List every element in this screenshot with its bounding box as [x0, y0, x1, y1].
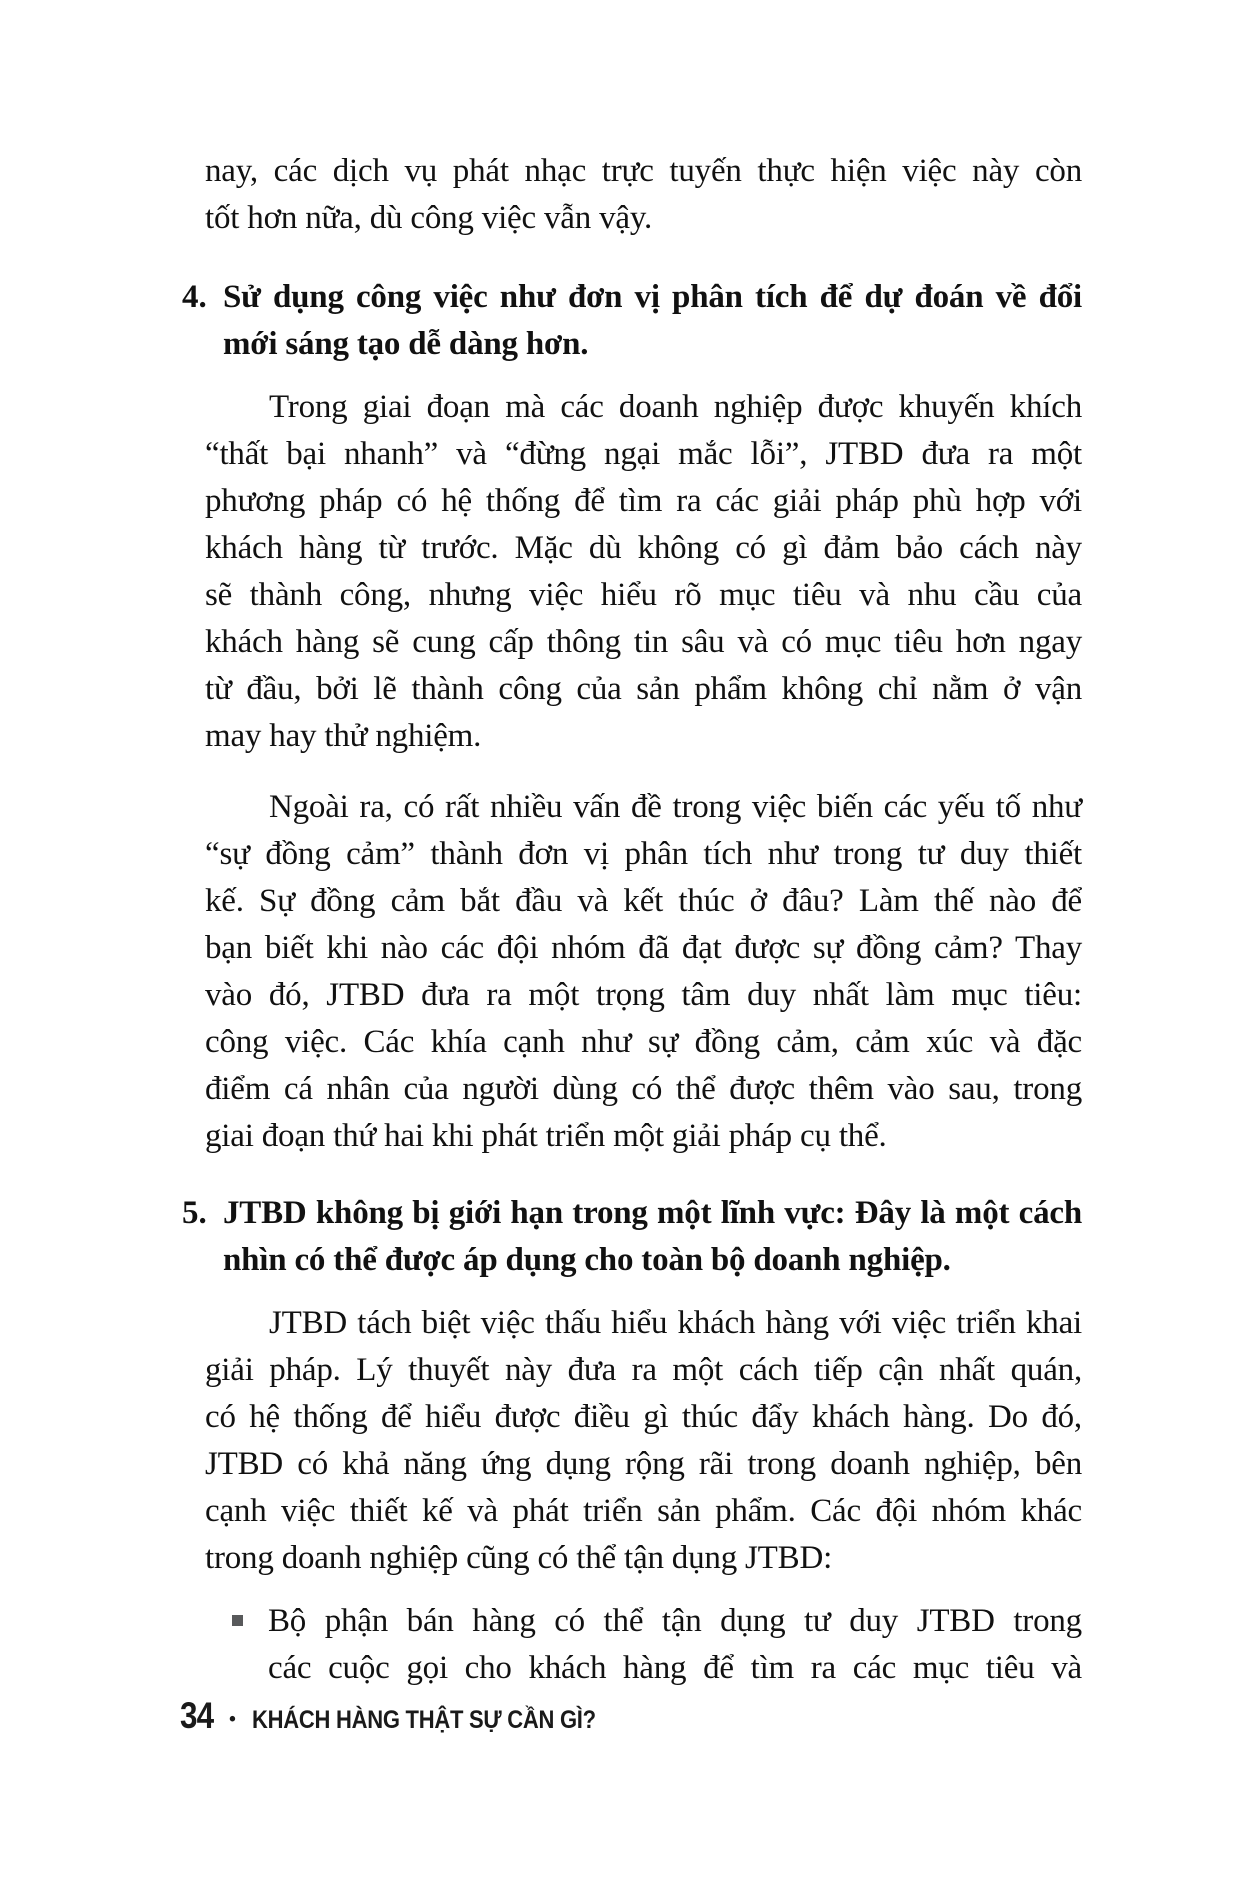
- paragraph: [205, 784, 1082, 1160]
- heading-line: mới sáng tạo dễ dàng hơn.: [223, 326, 589, 362]
- text-line: giai đoạn thứ hai khi phát triển một giải pháp cụ thể.: [205, 1118, 887, 1154]
- text-line: sẽ thành công, nhưng việc hiểu rõ mục tiêu và nhu cầu của: [205, 577, 1082, 613]
- text-line: tốt hơn nữa, dù công việc vẫn vậy.: [205, 200, 653, 236]
- section-heading-4: [182, 274, 1082, 368]
- text-line: điểm cá nhân của người dùng có thể được thêm vào sau, trong: [205, 1071, 1082, 1107]
- text-line: trong doanh nghiệp cũng có thể tận dụng JTBD:: [205, 1540, 833, 1576]
- text-line: các cuộc gọi cho khách hàng để tìm ra các mục tiêu và: [268, 1650, 1082, 1686]
- page-number: 34: [180, 1695, 214, 1736]
- book-title: KHÁCH HÀNG THẬT SỰ CẦN GÌ?: [251, 1706, 596, 1734]
- text-line: kế. Sự đồng cảm bắt đầu và kết thúc ở đâu? Làm thế nào để: [205, 883, 1082, 919]
- heading-line: Sử dụng công việc như đơn vị phân tích để dự đoán về đổi: [223, 279, 1082, 315]
- section-number: 4.: [182, 279, 207, 315]
- heading-line: JTBD không bị giới hạn trong một lĩnh vực: Đây là một cách: [223, 1195, 1082, 1231]
- text-line: giải pháp. Lý thuyết này đưa ra một cách tiếp cận nhất quán,: [205, 1352, 1082, 1388]
- text-line: “thất bại nhanh” và “đừng ngại mắc lỗi”, JTBD đưa ra một: [205, 436, 1082, 472]
- page-body: [182, 148, 1082, 1692]
- text-line: “sự đồng cảm” thành đơn vị phân tích như trong tư duy thiết: [205, 836, 1082, 872]
- text-line: JTBD có khả năng ứng dụng rộng rãi trong doanh nghiệp, bên: [205, 1446, 1082, 1482]
- text-line: nay, các dịch vụ phát nhạc trực tuyến thực hiện việc này còn: [205, 153, 1082, 189]
- text-line: Bộ phận bán hàng có thể tận dụng tư duy JTBD trong: [268, 1603, 1082, 1639]
- footer-separator-dot: •: [229, 1709, 236, 1730]
- text-line: bạn biết khi nào các đội nhóm đã đạt được sự đồng cảm? Thay: [205, 930, 1082, 966]
- heading-line: nhìn có thể được áp dụng cho toàn bộ doanh nghiệp.: [223, 1242, 951, 1278]
- text-line: khách hàng từ trước. Mặc dù không có gì đảm bảo cách này: [205, 530, 1082, 566]
- section-heading-5: [182, 1190, 1082, 1284]
- text-line: may hay thử nghiệm.: [205, 718, 482, 754]
- text-line: Trong giai đoạn mà các doanh nghiệp được khuyến khích: [269, 389, 1082, 425]
- text-line: vào đó, JTBD đưa ra một trọng tâm duy nhất làm mục tiêu:: [205, 977, 1082, 1013]
- bullet-square-icon: [232, 1615, 243, 1626]
- text-line: có hệ thống để hiểu được điều gì thúc đẩy khách hàng. Do đó,: [205, 1399, 1082, 1435]
- page-footer: [180, 1695, 643, 1737]
- text-line: Ngoài ra, có rất nhiều vấn đề trong việc biến các yếu tố như: [269, 789, 1082, 825]
- text-line: từ đầu, bởi lẽ thành công của sản phẩm không chỉ nằm ở vận: [205, 671, 1082, 707]
- text-line: JTBD tách biệt việc thấu hiểu khách hàng với việc triển khai: [269, 1305, 1082, 1341]
- text-line: phương pháp có hệ thống để tìm ra các giải pháp phù hợp với: [205, 483, 1082, 519]
- text-line: cạnh việc thiết kế và phát triển sản phẩm. Các đội nhóm khác: [205, 1493, 1082, 1529]
- paragraph: [205, 1300, 1082, 1582]
- paragraph-continuation: [205, 148, 1082, 242]
- text-line: công việc. Các khía cạnh như sự đồng cảm, cảm xúc và đặc: [205, 1024, 1082, 1060]
- paragraph: [205, 384, 1082, 760]
- bullet-marker-column: [205, 1598, 268, 1692]
- text-line: khách hàng sẽ cung cấp thông tin sâu và có mục tiêu hơn ngay: [205, 624, 1082, 660]
- section-number: 5.: [182, 1195, 207, 1231]
- bullet-item: [205, 1598, 1082, 1692]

****************

WHAT IS REQUIRED:
Convert every line of the records above into a JSON list of strings, one string per line, leaving out blank lines and any picture.

REPLY:
[
  "List every element in this screenshot with its bounding box as [x0, y0, x1, y1].",
  "- paragraph: [205, 784, 1082, 1160]",
  "- heading-line: mới sáng tạo dễ dàng hơn.: [223, 326, 589, 362]",
  "- text-line: giai đoạn thứ hai khi phát triển một giải pháp cụ thể.: [205, 1118, 887, 1154]",
  "- text-line: sẽ thành công, nhưng việc hiểu rõ mục tiêu và nhu cầu của: [205, 577, 1082, 613]",
  "- text-line: tốt hơn nữa, dù công việc vẫn vậy.: [205, 200, 653, 236]",
  "- section-heading-4: [182, 274, 1082, 368]",
  "- text-line: điểm cá nhân của người dùng có thể được thêm vào sau, trong: [205, 1071, 1082, 1107]",
  "- text-line: trong doanh nghiệp cũng có thể tận dụng JTBD:: [205, 1540, 833, 1576]",
  "- text-line: các cuộc gọi cho khách hàng để tìm ra các mục tiêu và: [268, 1650, 1082, 1686]",
  "- page-number: 34: [180, 1695, 214, 1736]",
  "- book-title: KHÁCH HÀNG THẬT SỰ CẦN GÌ?: [251, 1706, 596, 1734]",
  "- text-line: kế. Sự đồng cảm bắt đầu và kết thúc ở đâu? Làm thế nào để: [205, 883, 1082, 919]",
  "- heading-line: Sử dụng công việc như đơn vị phân tích để dự đoán về đổi: [223, 279, 1082, 315]",
  "- section-number: 4.: [182, 279, 207, 315]",
  "- heading-line: JTBD không bị giới hạn trong một lĩnh vực: Đây là một cách: [223, 1195, 1082, 1231]",
  "- text-line: giải pháp. Lý thuyết này đưa ra một cách tiếp cận nhất quán,: [205, 1352, 1082, 1388]",
  "- text-line: “thất bại nhanh” và “đừng ngại mắc lỗi”, JTBD đưa ra một: [205, 436, 1082, 472]",
  "- page-body: [182, 148, 1082, 1692]",
  "- text-line: “sự đồng cảm” thành đơn vị phân tích như trong tư duy thiết: [205, 836, 1082, 872]",
  "- text-line: JTBD có khả năng ứng dụng rộng rãi trong doanh nghiệp, bên: [205, 1446, 1082, 1482]",
  "- text-line: nay, các dịch vụ phát nhạc trực tuyến thực hiện việc này còn: [205, 153, 1082, 189]",
  "- text-line: Bộ phận bán hàng có thể tận dụng tư duy JTBD trong: [268, 1603, 1082, 1639]",
  "- footer-separator-dot: •: [229, 1709, 236, 1730]",
  "- text-line: bạn biết khi nào các đội nhóm đã đạt được sự đồng cảm? Thay: [205, 930, 1082, 966]",
  "- heading-line: nhìn có thể được áp dụng cho toàn bộ doanh nghiệp.: [223, 1242, 951, 1278]",
  "- text-line: khách hàng từ trước. Mặc dù không có gì đảm bảo cách này: [205, 530, 1082, 566]",
  "- section-heading-5: [182, 1190, 1082, 1284]",
  "- text-line: may hay thử nghiệm.: [205, 718, 482, 754]",
  "- text-line: Trong giai đoạn mà các doanh nghiệp được khuyến khích: [269, 389, 1082, 425]",
  "- text-line: vào đó, JTBD đưa ra một trọng tâm duy nhất làm mục tiêu:: [205, 977, 1082, 1013]",
  "- bullet-square-icon: [232, 1615, 243, 1626]",
  "- text-line: có hệ thống để hiểu được điều gì thúc đẩy khách hàng. Do đó,: [205, 1399, 1082, 1435]",
  "- page-footer: [180, 1695, 643, 1737]",
  "- text-line: Ngoài ra, có rất nhiều vấn đề trong việc biến các yếu tố như: [269, 789, 1082, 825]",
  "- text-line: từ đầu, bởi lẽ thành công của sản phẩm không chỉ nằm ở vận: [205, 671, 1082, 707]",
  "- text-line: JTBD tách biệt việc thấu hiểu khách hàng với việc triển khai: [269, 1305, 1082, 1341]",
  "- text-line: phương pháp có hệ thống để tìm ra các giải pháp phù hợp với: [205, 483, 1082, 519]",
  "- text-line: cạnh việc thiết kế và phát triển sản phẩm. Các đội nhóm khác: [205, 1493, 1082, 1529]",
  "- paragraph: [205, 1300, 1082, 1582]",
  "- paragraph-continuation: [205, 148, 1082, 242]",
  "- text-line: công việc. Các khía cạnh như sự đồng cảm, cảm xúc và đặc: [205, 1024, 1082, 1060]",
  "- paragraph: [205, 384, 1082, 760]",
  "- bullet-marker-column: [205, 1598, 268, 1692]",
  "- text-line: khách hàng sẽ cung cấp thông tin sâu và có mục tiêu hơn ngay: [205, 624, 1082, 660]",
  "- section-number: 5.: [182, 1195, 207, 1231]",
  "- bullet-item: [205, 1598, 1082, 1692]"
]